■ RAW DATA
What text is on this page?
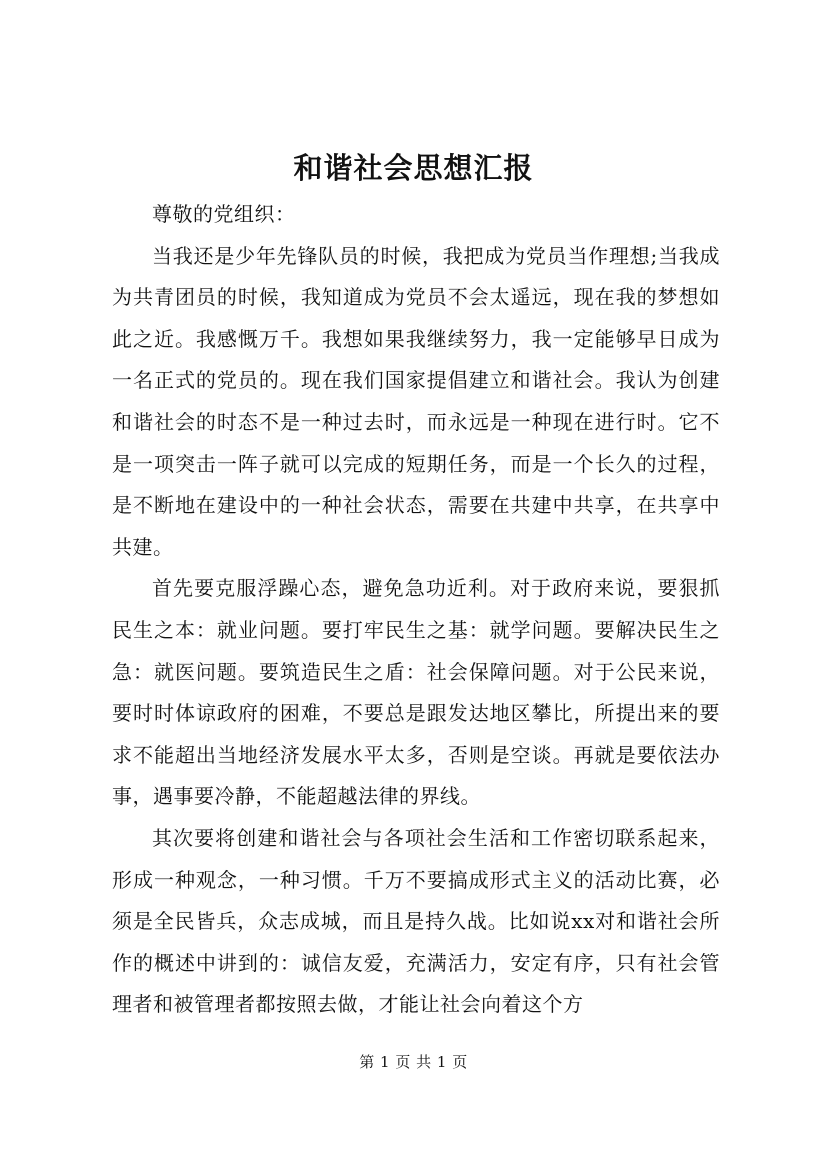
和谐社会思想汇报

尊敬的党组织：

当我还是少年先锋队员的时候，我把成为党员当作理想;当我成为共青团员的时候，我知道成为党员不会太遥远，现在我的梦想如此之近。我感慨万千。我想如果我继续努力，我一定能够早日成为一名正式的党员的。现在我们国家提倡建立和谐社会。我认为创建和谐社会的时态不是一种过去时，而永远是一种现在进行时。它不是一项突击一阵子就可以完成的短期任务，而是一个长久的过程，是不断地在建设中的一种社会状态，需要在共建中共享，在共享中共建。

首先要克服浮躁心态，避免急功近利。对于政府来说，要狠抓民生之本：就业问题。要打牢民生之基：就学问题。要解决民生之急：就医问题。要筑造民生之盾：社会保障问题。对于公民来说，要时时体谅政府的困难，不要总是跟发达地区攀比，所提出来的要求不能超出当地经济发展水平太多，否则是空谈。再就是要依法办事，遇事要冷静，不能超越法律的界线。

其次要将创建和谐社会与各项社会生活和工作密切联系起来，形成一种观念，一种习惯。千万不要搞成形式主义的活动比赛，必须是全民皆兵，众志成城，而且是持久战。比如说xx对和谐社会所作的概述中讲到的：诚信友爱，充满活力，安定有序，只有社会管理者和被管理者都按照去做，才能让社会向着这个方

第 1 页 共 1 页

■ TASK INSTRUCTIONS
Repeat every record precisely. Any picture among them stays out of the copy.

■ OUTPUT FOR THIS TASK
What text is on this page?
和谐社会思想汇报

尊敬的党组织：

当我还是少年先锋队员的时候，我把成为党员当作理想;当我成为共青团员的时候，我知道成为党员不会太遥远，现在我的梦想如此之近。我感慨万千。我想如果我继续努力，我一定能够早日成为一名正式的党员的。现在我们国家提倡建立和谐社会。我认为创建和谐社会的时态不是一种过去时，而永远是一种现在进行时。它不是一项突击一阵子就可以完成的短期任务，而是一个长久的过程，是不断地在建设中的一种社会状态，需要在共建中共享，在共享中共建。

首先要克服浮躁心态，避免急功近利。对于政府来说，要狠抓民生之本：就业问题。要打牢民生之基：就学问题。要解决民生之急：就医问题。要筑造民生之盾：社会保障问题。对于公民来说，要时时体谅政府的困难，不要总是跟发达地区攀比，所提出来的要求不能超出当地经济发展水平太多，否则是空谈。再就是要依法办事，遇事要冷静，不能超越法律的界线。

其次要将创建和谐社会与各项社会生活和工作密切联系起来，形成一种观念，一种习惯。千万不要搞成形式主义的活动比赛，必须是全民皆兵，众志成城，而且是持久战。比如说xx对和谐社会所作的概述中讲到的：诚信友爱，充满活力，安定有序，只有社会管理者和被管理者都按照去做，才能让社会向着这个方

第 1 页 共 1 页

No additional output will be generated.